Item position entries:
+ + +

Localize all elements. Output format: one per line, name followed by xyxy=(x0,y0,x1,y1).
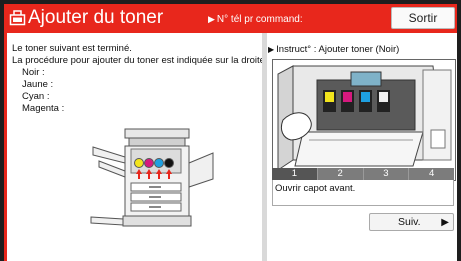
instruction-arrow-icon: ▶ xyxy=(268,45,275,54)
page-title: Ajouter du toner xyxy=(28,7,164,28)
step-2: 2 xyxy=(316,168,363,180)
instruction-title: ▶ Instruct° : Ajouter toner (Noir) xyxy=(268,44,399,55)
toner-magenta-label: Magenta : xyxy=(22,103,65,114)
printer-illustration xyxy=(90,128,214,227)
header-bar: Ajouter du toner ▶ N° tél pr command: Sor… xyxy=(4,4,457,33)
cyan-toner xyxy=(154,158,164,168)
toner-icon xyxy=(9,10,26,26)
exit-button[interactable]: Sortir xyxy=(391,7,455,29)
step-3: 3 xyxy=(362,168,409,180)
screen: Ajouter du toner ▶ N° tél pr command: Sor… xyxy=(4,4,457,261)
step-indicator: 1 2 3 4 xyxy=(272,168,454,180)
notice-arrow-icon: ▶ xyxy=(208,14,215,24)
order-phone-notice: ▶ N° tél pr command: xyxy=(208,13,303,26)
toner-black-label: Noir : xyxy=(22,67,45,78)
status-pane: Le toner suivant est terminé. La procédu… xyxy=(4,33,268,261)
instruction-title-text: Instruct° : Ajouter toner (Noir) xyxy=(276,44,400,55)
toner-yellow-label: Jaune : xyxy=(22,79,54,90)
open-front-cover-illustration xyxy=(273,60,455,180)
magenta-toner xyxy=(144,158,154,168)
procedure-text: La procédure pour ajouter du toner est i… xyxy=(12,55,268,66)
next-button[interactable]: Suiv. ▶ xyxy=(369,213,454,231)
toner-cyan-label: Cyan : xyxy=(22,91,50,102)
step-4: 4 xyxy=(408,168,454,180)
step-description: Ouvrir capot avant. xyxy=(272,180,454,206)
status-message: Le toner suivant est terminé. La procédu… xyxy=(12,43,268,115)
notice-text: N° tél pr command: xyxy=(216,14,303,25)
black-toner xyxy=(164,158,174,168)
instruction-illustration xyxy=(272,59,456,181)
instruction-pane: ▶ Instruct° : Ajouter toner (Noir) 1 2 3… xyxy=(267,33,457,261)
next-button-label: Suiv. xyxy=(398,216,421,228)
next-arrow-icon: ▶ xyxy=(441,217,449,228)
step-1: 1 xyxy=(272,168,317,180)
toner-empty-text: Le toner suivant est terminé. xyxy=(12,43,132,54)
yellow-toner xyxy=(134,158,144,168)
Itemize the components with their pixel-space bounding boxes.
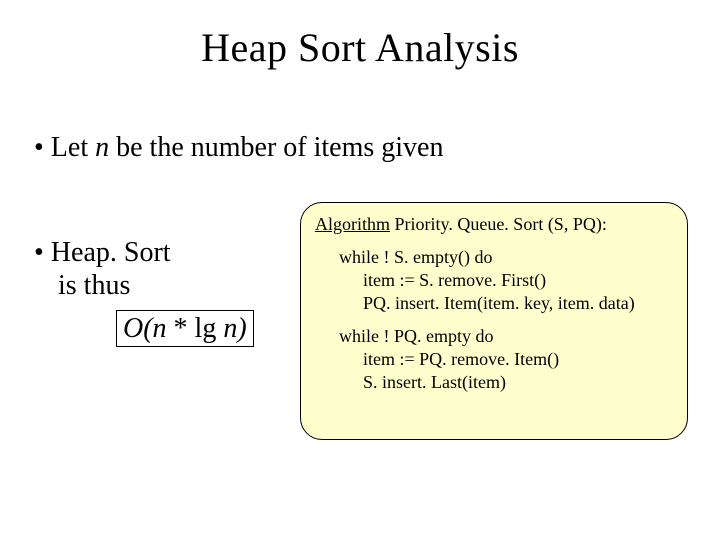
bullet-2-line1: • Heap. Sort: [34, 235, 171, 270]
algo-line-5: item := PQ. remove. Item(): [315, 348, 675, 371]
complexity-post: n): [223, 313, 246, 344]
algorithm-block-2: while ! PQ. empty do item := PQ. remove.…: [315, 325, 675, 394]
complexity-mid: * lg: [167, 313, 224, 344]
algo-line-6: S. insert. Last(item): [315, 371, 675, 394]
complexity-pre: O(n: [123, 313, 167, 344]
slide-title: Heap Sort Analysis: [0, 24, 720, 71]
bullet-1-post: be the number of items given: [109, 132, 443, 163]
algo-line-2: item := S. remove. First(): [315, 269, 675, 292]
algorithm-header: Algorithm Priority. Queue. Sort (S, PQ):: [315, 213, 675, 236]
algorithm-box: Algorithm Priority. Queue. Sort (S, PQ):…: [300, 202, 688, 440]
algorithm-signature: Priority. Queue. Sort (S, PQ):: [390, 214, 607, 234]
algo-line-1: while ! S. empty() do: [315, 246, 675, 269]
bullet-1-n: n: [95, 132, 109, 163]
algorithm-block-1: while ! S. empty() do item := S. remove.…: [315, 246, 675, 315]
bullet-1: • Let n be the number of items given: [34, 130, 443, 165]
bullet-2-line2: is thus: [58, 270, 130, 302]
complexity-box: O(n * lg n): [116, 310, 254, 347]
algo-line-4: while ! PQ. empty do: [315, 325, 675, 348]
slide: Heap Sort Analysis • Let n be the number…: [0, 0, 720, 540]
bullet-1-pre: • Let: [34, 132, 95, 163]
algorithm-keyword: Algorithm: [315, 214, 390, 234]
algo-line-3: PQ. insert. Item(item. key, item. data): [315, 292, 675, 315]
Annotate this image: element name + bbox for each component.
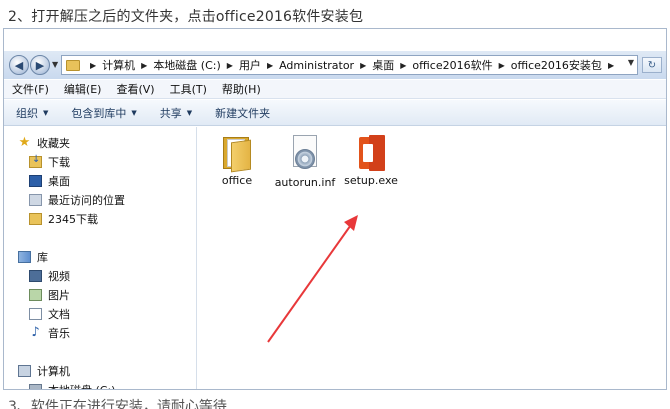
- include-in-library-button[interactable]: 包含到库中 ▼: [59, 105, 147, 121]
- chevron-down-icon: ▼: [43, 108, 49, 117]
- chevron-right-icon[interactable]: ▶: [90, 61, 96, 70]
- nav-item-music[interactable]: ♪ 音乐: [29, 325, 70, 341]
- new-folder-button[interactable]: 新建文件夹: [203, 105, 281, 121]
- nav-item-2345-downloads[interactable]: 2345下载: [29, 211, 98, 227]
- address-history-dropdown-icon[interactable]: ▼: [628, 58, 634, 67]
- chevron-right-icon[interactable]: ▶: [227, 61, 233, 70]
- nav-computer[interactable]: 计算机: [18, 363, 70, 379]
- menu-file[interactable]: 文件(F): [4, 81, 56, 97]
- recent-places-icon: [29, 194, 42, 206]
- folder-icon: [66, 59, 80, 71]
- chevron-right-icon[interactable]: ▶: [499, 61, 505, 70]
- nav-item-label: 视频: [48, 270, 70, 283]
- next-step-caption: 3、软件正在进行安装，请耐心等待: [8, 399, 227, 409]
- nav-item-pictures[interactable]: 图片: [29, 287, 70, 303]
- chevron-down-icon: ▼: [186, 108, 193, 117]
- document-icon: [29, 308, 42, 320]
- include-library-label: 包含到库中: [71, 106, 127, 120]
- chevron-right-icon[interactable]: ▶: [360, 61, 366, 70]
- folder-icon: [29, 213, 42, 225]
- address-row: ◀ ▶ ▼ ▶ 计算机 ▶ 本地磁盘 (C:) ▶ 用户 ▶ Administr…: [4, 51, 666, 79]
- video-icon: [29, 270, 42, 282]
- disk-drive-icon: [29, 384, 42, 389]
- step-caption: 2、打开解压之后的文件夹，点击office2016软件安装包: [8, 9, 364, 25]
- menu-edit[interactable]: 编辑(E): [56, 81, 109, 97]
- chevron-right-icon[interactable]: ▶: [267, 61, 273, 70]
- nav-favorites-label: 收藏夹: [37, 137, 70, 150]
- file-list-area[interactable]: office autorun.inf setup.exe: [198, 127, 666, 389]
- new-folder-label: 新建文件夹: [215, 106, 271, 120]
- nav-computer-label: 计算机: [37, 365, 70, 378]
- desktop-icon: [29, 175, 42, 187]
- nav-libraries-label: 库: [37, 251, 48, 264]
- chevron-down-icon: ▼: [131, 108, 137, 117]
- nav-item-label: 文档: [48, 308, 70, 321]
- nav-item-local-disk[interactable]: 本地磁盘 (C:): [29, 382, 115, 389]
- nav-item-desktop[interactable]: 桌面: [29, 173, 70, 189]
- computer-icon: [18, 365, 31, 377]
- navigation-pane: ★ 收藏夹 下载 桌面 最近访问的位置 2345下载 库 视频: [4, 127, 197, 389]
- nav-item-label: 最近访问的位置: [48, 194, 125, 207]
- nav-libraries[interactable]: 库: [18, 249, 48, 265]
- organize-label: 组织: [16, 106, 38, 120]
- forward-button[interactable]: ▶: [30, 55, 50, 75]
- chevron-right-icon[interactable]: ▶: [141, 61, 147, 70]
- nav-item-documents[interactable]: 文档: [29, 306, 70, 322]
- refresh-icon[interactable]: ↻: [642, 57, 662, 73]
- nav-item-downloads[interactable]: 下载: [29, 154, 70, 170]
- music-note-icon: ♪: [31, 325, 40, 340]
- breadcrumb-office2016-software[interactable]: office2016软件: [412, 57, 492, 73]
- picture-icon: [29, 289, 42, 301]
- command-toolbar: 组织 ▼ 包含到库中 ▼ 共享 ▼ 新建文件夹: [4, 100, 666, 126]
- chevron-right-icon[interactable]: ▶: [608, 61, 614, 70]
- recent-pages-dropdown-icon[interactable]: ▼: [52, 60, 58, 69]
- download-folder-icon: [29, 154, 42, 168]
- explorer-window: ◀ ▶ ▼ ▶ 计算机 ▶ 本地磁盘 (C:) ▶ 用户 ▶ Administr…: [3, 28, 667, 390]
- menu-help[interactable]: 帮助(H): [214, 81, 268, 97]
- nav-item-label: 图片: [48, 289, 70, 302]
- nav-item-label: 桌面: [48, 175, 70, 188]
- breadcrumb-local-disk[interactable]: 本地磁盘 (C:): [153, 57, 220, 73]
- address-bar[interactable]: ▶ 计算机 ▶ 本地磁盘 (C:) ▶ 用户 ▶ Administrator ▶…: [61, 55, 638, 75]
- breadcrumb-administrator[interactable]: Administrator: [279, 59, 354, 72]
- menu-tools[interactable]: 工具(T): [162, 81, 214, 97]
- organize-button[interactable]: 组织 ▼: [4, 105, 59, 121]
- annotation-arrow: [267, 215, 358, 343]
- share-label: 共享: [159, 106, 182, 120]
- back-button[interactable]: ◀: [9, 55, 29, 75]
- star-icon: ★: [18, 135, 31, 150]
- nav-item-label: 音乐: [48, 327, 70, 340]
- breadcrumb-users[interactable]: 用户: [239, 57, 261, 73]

+ + +

**Exercise requirements**
Could you retype everything from the line containing "bullet-2-line1: • Heap." down to the line containing "bullet-1-post: be the", keeping each line as it stands?

**Full answer**
bullet-2-line1: • Heap. Sort: [34, 235, 171, 270]
algo-line-5: item := PQ. remove. Item(): [315, 348, 675, 371]
complexity-post: n): [223, 313, 246, 344]
algorithm-block-2: while ! PQ. empty do item := PQ. remove.…: [315, 325, 675, 394]
complexity-mid: * lg: [167, 313, 224, 344]
algo-line-6: S. insert. Last(item): [315, 371, 675, 394]
complexity-pre: O(n: [123, 313, 167, 344]
slide-title: Heap Sort Analysis: [0, 24, 720, 71]
bullet-1-post: be the number of items given: [109, 132, 443, 163]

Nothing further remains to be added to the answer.